[Begin RECORD LIST]

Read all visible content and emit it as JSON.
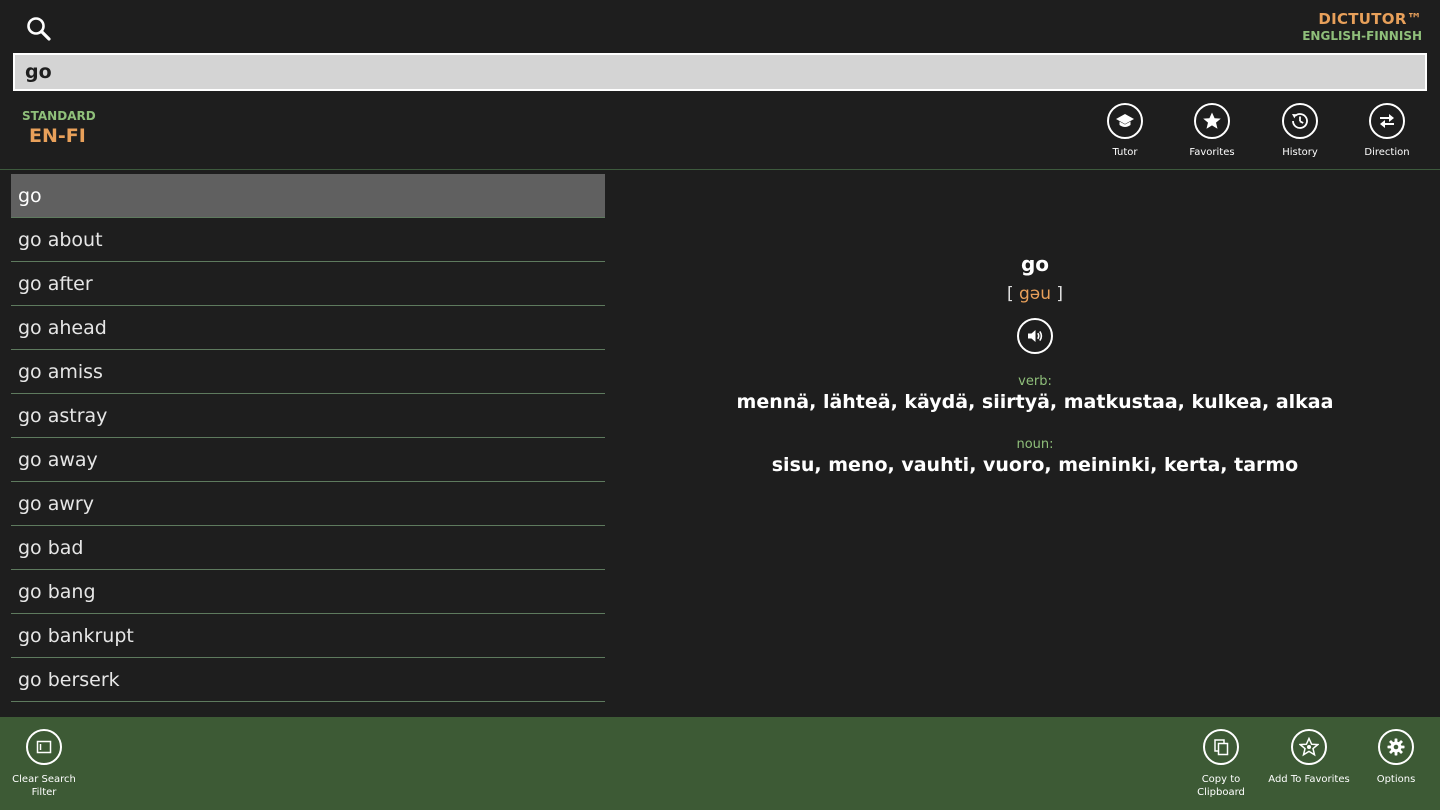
{
  "app": {
    "title": "DICTUTOR™",
    "subtitle": "ENGLISH-FINNISH"
  },
  "search": {
    "value": "go"
  },
  "mode": {
    "label": "STANDARD",
    "value": "EN-FI"
  },
  "top_actions": [
    {
      "label": "Tutor",
      "icon": "graduation-cap-icon"
    },
    {
      "label": "Favorites",
      "icon": "star-icon"
    },
    {
      "label": "History",
      "icon": "history-clock-icon"
    },
    {
      "label": "Direction",
      "icon": "swap-arrows-icon"
    }
  ],
  "word_list": [
    "go",
    "go about",
    "go after",
    "go ahead",
    "go amiss",
    "go astray",
    "go away",
    "go awry",
    "go bad",
    "go bang",
    "go bankrupt",
    "go berserk"
  ],
  "selected_index": 0,
  "entry": {
    "headword": "go",
    "pron_open": "[",
    "pronunciation": "gəu",
    "pron_close": "]",
    "senses": [
      {
        "pos": "verb:",
        "translations": "mennä, lähteä, käydä, siirtyä, matkustaa, kulkea, alkaa"
      },
      {
        "pos": "noun:",
        "translations": "sisu, meno, vauhti, vuoro, meininki, kerta, tarmo"
      }
    ]
  },
  "bottom_actions": {
    "clear": {
      "label": "Clear Search Filter",
      "icon": "clear-filter-icon"
    },
    "copy": {
      "label": "Copy to Clipboard",
      "icon": "copy-icon"
    },
    "add_fav": {
      "label": "Add To Favorites",
      "icon": "star-add-icon"
    },
    "options": {
      "label": "Options",
      "icon": "gear-icon"
    }
  },
  "colors": {
    "background": "#1e1e1e",
    "accent_orange": "#e8a05a",
    "accent_green": "#8fbf7a",
    "appbar": "#3d5a35",
    "selected_row": "#606060"
  }
}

[End RECORD LIST]

- _DIRECTIVE_
Retype everything in the material word for word, minus pictures.

- _EXERCISE OUTPUT_
Read all visible content and emit it as JSON.
{
  "app": {
    "title": "DICTUTOR™",
    "subtitle": "ENGLISH-FINNISH"
  },
  "search": {
    "value": "go"
  },
  "mode": {
    "label": "STANDARD",
    "value": "EN-FI"
  },
  "top_actions": [
    {
      "label": "Tutor",
      "icon": "graduation-cap-icon"
    },
    {
      "label": "Favorites",
      "icon": "star-icon"
    },
    {
      "label": "History",
      "icon": "history-clock-icon"
    },
    {
      "label": "Direction",
      "icon": "swap-arrows-icon"
    }
  ],
  "word_list": [
    "go",
    "go about",
    "go after",
    "go ahead",
    "go amiss",
    "go astray",
    "go away",
    "go awry",
    "go bad",
    "go bang",
    "go bankrupt",
    "go berserk"
  ],
  "selected_index": 0,
  "entry": {
    "headword": "go",
    "pron_open": "[",
    "pronunciation": "gəu",
    "pron_close": "]",
    "senses": [
      {
        "pos": "verb:",
        "translations": "mennä, lähteä, käydä, siirtyä, matkustaa, kulkea, alkaa"
      },
      {
        "pos": "noun:",
        "translations": "sisu, meno, vauhti, vuoro, meininki, kerta, tarmo"
      }
    ]
  },
  "bottom_actions": {
    "clear": {
      "label": "Clear Search Filter",
      "icon": "clear-filter-icon"
    },
    "copy": {
      "label": "Copy to Clipboard",
      "icon": "copy-icon"
    },
    "add_fav": {
      "label": "Add To Favorites",
      "icon": "star-add-icon"
    },
    "options": {
      "label": "Options",
      "icon": "gear-icon"
    }
  },
  "colors": {
    "background": "#1e1e1e",
    "accent_orange": "#e8a05a",
    "accent_green": "#8fbf7a",
    "appbar": "#3d5a35",
    "selected_row": "#606060"
  }
}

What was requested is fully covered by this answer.